To avoid unexpected task executions due to daylight saving time, consider the following:

  • Don’t schedule tasks to run between 1 AM and 3 AM.

  • Manually adjust the cron expression for tasks scheduled between 1 AM and 3 AM twice each year to compensate for the time change.

  • Use a time format that does not apply daylight savings time, such as UTC.

Triggered Tasks

Use Triggered Tasks to automatically run tasks whenever a defined stream has new data. This eliminates the need to poll a source frequently when the availability of new data is unpredictable. It also reduces latency because data is processed immediately.

Triggered Tasks don’t use compute resources until the defined stream has data and triggers the task run.

The following are run conditions for Triggered Tasks:

  • When data is changed in the table (or tables) that the associated stream tracks.

  • When the task is first resumed, to consume any data already in the stream.

  • Triggered Tasks automatically run a health check every 12 hours to prevent the stream from becoming stale. If no data is in the stream, Snowflake skips the run without using compute resources.

Create a Triggered Task

Use CREATE TASK, and define the target stream using the WHEN clause. (Do not include the SCHEDULE parameter.)

Assign compute resources for the task by choosing one of the following:

  • To manually manage the resources (user-managed warehouse task), add the WAREHOUSE parameter.

  • To allow Snowflake to manage resources (serverless task), add the TARGET_COMPLETION_INTERVAL parameter. Snowflake estimates the resources needed and adjusts to complete the task in this time.

Migrate an existing task from a scheduled task to a Triggered Task

Suspend the task, unset the SCHEDULE parameter, and resume the task. The existing task must have a target stream defined in the WHEN clause.

ALTER TASK task SUSPEND;
ALTER TASK task UNSET SCHEDULE;
ALTER TASK task RESUME;
Copy

Migrate an existing user-managed Triggered Task to a serverless Triggered Task

Suspend the task. Remove the WAREHOUSE parameter and add the TARGET_COMPLETION_INTERVAL parameter. Resume the task.

Triggered Tasks considerations

  • In the SHOW TASKS and DESC TASK output, the SCHEDULE property displays NULL for Triggered Tasks.

  • In the output of the task_history view of the information_schema and account_usage schemas, the SCHEDULED_FROM column displays TRIGGER.

  • When working with multiple data streams, you can manage when tasks start by using conditional parameters: WHEN AND and WHEN OR.

# Data provided
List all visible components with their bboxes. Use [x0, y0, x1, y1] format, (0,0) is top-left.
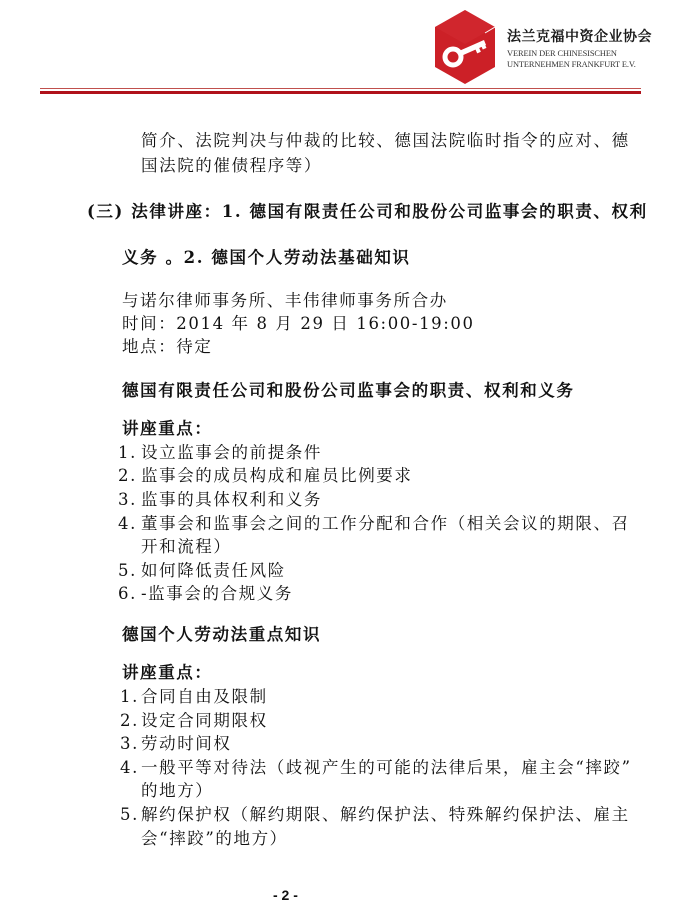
list-item-continuation: 的地方） [141, 777, 213, 801]
intro-line-1: 简介、法院判决与仲裁的比较、德国法院临时指令的应对、德 [141, 127, 630, 151]
list-item: 1.合同自由及限制 [120, 683, 268, 707]
list-item: 5.如何降低责任风险 [118, 557, 286, 581]
list-item: 6.-监事会的合规义务 [118, 580, 293, 604]
page-number: - 2 - [273, 887, 298, 903]
header-rule-thick [40, 91, 641, 94]
lecture1-points-label: 讲座重点： [122, 415, 213, 439]
organizer-text: 与诺尔律师事务所、丰伟律师事务所合办 [122, 287, 448, 311]
lecture2-points-label: 讲座重点： [122, 659, 213, 683]
section-heading-line-1: (三) 法律讲座：1. 德国有限责任公司和股份公司监事会的职责、权利 [87, 198, 648, 222]
list-item-continuation: 会“摔跤”的地方） [141, 825, 288, 849]
logo-key-icon [435, 10, 495, 84]
list-item-continuation: 开和流程） [141, 533, 232, 557]
lecture2-title: 德国个人劳动法重点知识 [122, 621, 321, 645]
list-item: 5.解约保护权（解约期限、解约保护法、特殊解约保护法、雇主 [120, 801, 630, 825]
org-name-de-line2: UNTERNEHMEN FRANKFURT E.V. [507, 60, 636, 69]
section-heading-line-2: 义务 。2. 德国个人劳动法基础知识 [122, 244, 411, 268]
list-item: 4.董事会和监事会之间的工作分配和合作（相关会议的期限、召 [118, 510, 630, 534]
lecture1-title: 德国有限责任公司和股份公司监事会的职责、权利和义务 [122, 377, 575, 401]
time-text: 时间：2014 年 8 月 29 日 16:00-19:00 [122, 310, 475, 334]
org-name-cn: 法兰克福中资企业协会 [507, 26, 652, 46]
list-item: 2.设定合同期限权 [120, 707, 268, 731]
list-item: 1.设立监事会的前提条件 [118, 439, 322, 463]
list-item: 3.劳动时间权 [120, 730, 232, 754]
list-item: 3.监事的具体权利和义务 [118, 486, 322, 510]
intro-line-2: 国法院的催债程序等） [141, 152, 322, 176]
location-text: 地点：待定 [122, 333, 213, 357]
list-item: 4.一般平等对待法（歧视产生的可能的法律后果，雇主会“摔跤” [120, 754, 632, 778]
org-name-de-line1: VEREIN DER CHINESISCHEN [507, 49, 617, 58]
header-rule-thin [40, 88, 641, 89]
list-item: 2.监事会的成员构成和雇员比例要求 [118, 462, 413, 486]
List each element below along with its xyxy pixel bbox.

# What to do
Return the part of the text on triggered tasks starting at "Suspend the task, unset" and ending at "parameter. Resume the task.", copied word for word. The records are separate material and have no connection to the text on triggered tasks.

# Complete response
Suspend the task, unset the SCHEDULE parameter, and resume the task. The existing task must have a target stream defined in the WHEN clause.

ALTER TASK task SUSPEND;
ALTER TASK task UNSET SCHEDULE;
ALTER TASK task RESUME;
Copy

Migrate an existing user-managed Triggered Task to a serverless Triggered Task

Suspend the task. Remove the WAREHOUSE parameter and add the TARGET_COMPLETION_INTERVAL parameter. Resume the task.